--- BEGIN ---

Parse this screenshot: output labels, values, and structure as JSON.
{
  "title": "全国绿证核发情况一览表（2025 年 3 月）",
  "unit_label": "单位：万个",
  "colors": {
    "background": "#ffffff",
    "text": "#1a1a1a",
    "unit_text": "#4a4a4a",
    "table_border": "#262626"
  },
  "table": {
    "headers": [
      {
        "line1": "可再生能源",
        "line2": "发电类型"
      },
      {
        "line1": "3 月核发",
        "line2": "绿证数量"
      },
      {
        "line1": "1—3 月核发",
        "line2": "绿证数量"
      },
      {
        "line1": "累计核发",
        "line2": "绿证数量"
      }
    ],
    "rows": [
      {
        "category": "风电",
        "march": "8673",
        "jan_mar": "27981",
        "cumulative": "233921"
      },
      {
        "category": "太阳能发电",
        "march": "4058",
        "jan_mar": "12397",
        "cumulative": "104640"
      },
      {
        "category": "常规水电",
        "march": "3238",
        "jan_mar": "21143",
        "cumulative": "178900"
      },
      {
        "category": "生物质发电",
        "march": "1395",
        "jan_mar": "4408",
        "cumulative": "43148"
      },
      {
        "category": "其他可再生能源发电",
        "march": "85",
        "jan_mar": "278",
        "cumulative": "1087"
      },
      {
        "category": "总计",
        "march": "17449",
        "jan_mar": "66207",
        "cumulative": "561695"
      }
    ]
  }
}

--- END ---
--- BEGIN ---

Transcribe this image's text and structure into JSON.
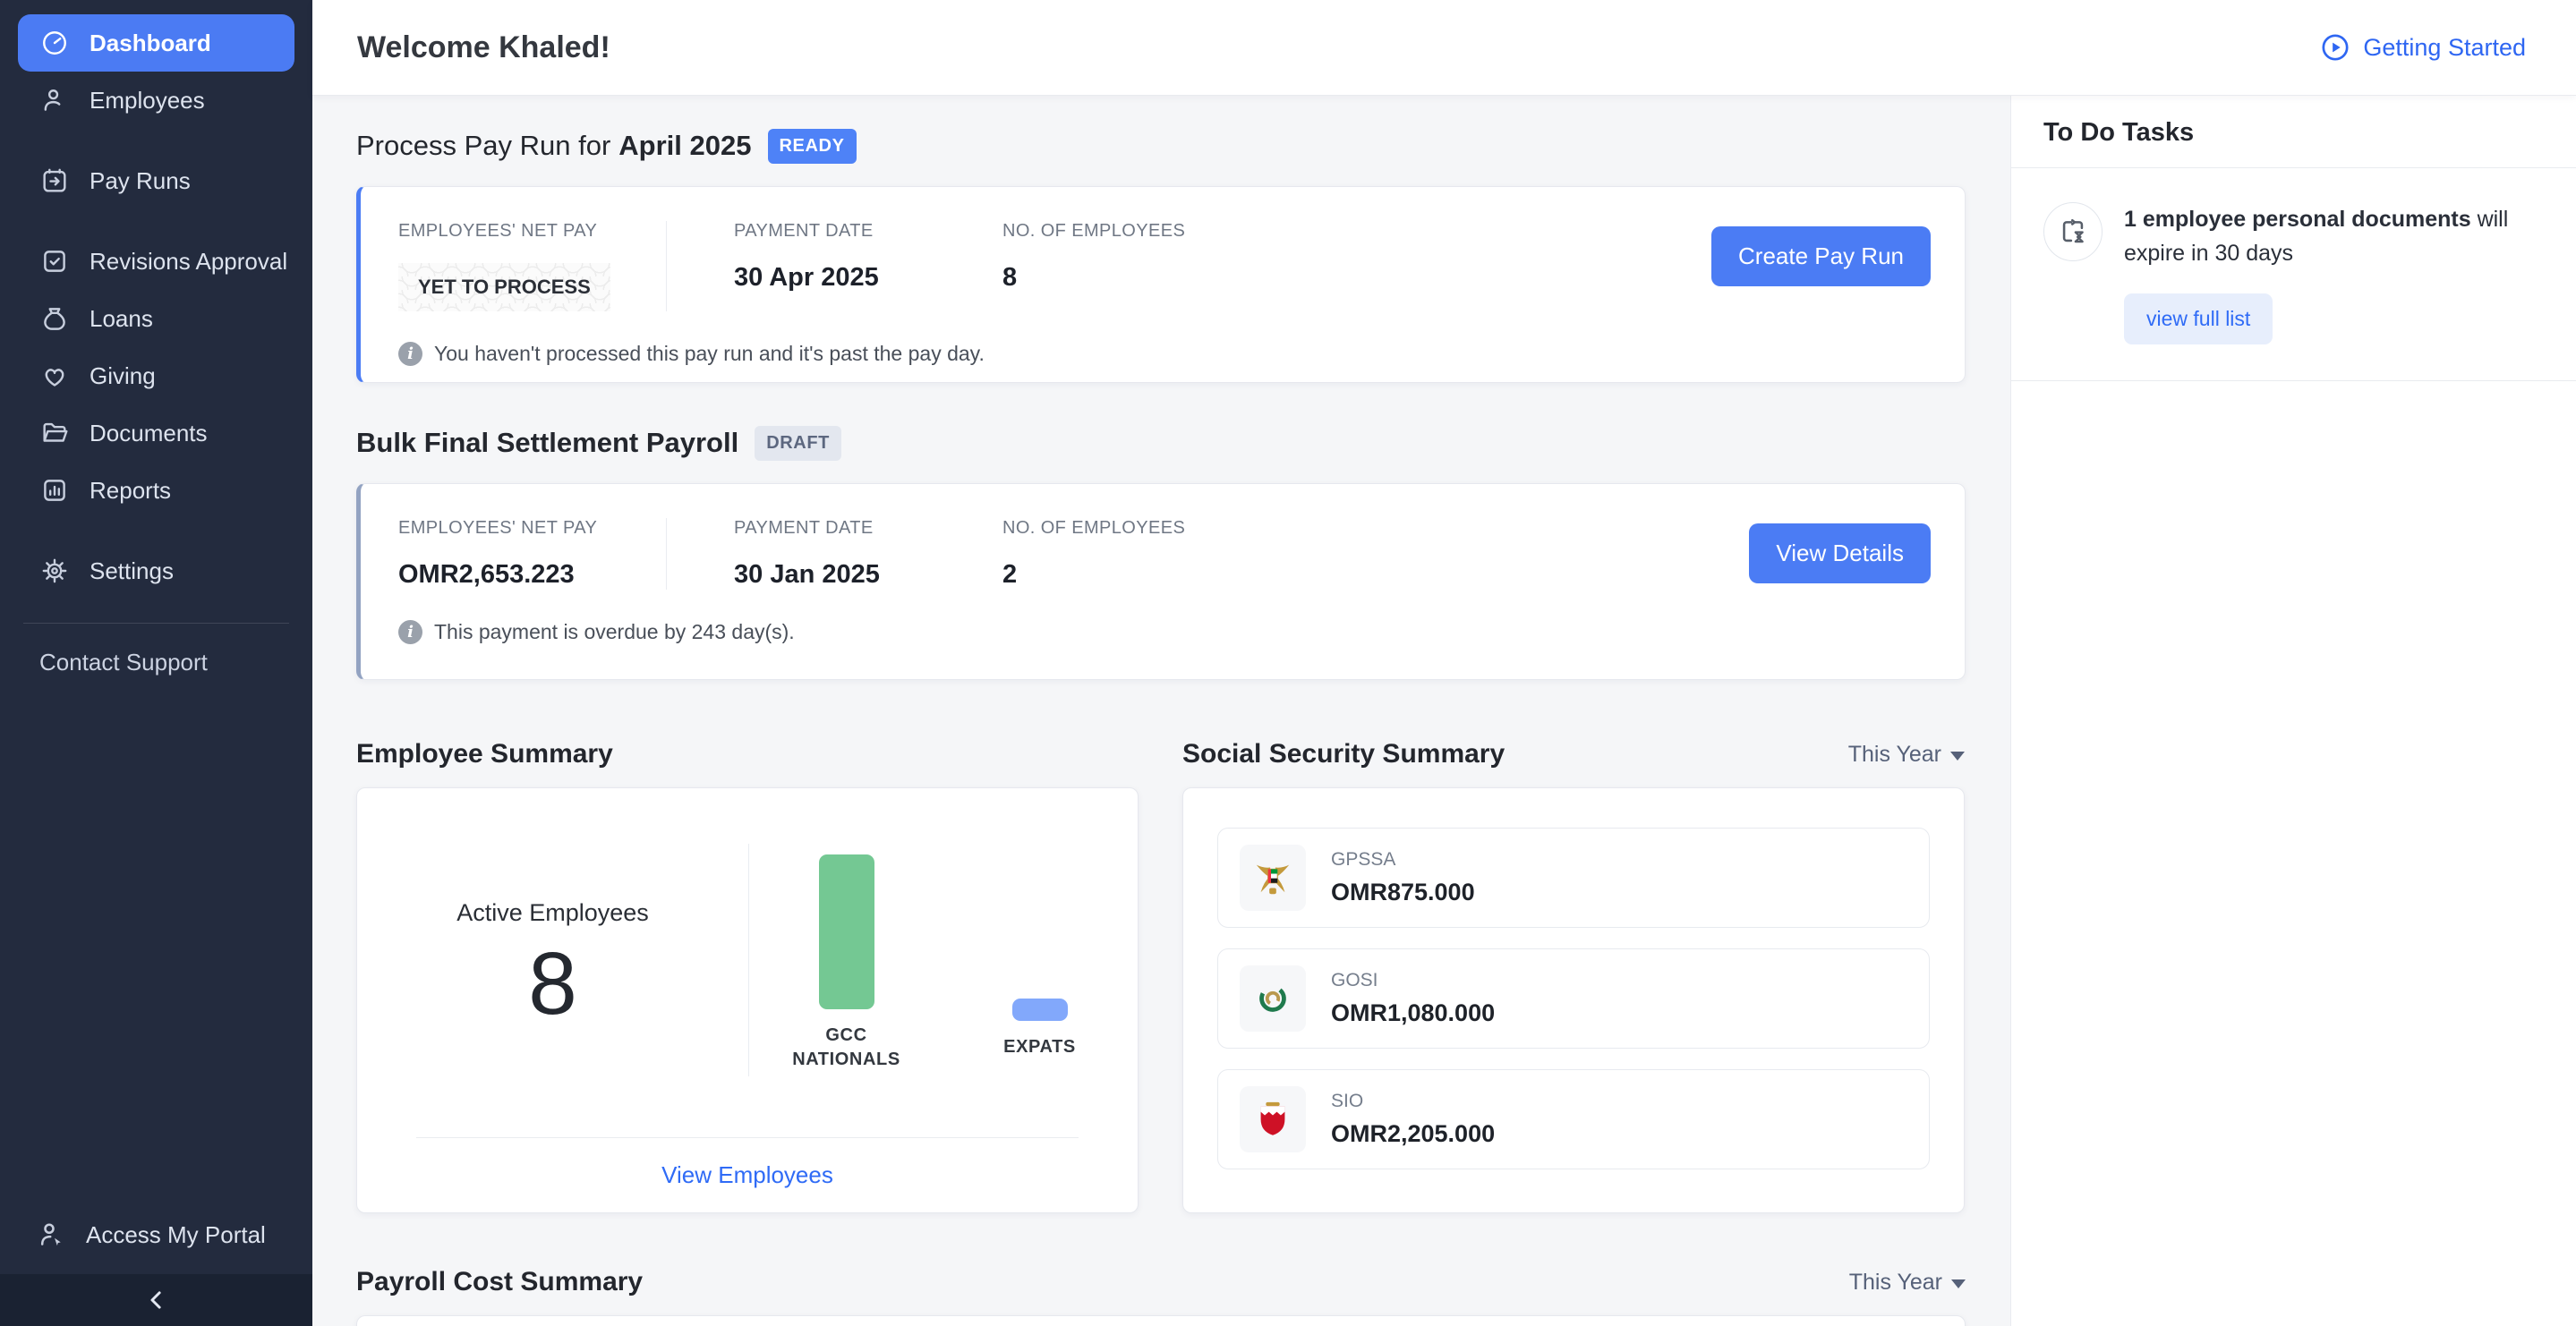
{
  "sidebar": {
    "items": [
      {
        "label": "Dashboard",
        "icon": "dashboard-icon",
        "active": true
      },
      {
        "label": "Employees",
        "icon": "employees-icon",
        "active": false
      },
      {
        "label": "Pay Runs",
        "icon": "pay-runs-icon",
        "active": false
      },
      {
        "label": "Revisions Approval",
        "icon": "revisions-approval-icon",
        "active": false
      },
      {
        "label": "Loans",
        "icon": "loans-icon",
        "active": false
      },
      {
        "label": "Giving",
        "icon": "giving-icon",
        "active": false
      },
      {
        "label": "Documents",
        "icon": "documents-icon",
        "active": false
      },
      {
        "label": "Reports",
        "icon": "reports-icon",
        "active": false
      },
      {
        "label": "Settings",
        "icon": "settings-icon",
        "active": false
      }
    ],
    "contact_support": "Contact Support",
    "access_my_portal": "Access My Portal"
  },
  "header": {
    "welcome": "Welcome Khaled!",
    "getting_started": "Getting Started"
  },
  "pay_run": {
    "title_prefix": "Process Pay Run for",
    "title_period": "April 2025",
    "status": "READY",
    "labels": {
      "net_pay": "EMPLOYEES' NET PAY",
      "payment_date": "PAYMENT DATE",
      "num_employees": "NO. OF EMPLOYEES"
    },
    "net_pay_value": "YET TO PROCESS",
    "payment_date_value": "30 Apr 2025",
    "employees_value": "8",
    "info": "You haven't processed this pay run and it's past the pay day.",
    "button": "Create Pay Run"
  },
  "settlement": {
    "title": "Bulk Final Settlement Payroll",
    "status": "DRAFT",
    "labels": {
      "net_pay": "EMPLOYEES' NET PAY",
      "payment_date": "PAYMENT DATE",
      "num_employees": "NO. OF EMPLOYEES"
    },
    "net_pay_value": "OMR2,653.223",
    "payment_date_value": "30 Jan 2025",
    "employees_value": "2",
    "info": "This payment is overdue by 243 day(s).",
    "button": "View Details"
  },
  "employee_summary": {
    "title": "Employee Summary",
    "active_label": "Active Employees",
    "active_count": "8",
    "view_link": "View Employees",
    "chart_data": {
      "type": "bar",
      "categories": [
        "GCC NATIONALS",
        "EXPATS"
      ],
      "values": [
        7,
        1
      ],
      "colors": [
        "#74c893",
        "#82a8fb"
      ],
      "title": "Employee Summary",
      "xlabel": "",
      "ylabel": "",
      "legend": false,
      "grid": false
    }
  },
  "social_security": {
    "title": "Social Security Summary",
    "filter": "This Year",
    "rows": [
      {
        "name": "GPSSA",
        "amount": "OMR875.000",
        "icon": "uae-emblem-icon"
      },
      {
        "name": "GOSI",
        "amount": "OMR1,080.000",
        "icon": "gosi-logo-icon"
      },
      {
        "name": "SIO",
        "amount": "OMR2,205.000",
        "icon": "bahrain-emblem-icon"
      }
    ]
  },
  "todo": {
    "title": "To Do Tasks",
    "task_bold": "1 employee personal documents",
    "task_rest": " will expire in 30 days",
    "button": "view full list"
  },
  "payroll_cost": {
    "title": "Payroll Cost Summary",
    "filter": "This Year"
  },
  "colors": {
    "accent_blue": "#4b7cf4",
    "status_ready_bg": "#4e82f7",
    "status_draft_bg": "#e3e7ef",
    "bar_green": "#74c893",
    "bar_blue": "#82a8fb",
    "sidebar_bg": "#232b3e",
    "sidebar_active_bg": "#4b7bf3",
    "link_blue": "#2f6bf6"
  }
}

--- END ---

=== GIVEN REQUEST ===
Pick out lines containing the word "march", each one as written.

=== SOLUTION FOR THIS EXERCISE ===
        "march": "8673",
        "march": "4058",
        "march": "3238",
        "march": "1395",
        "march": "85",
        "march": "17449",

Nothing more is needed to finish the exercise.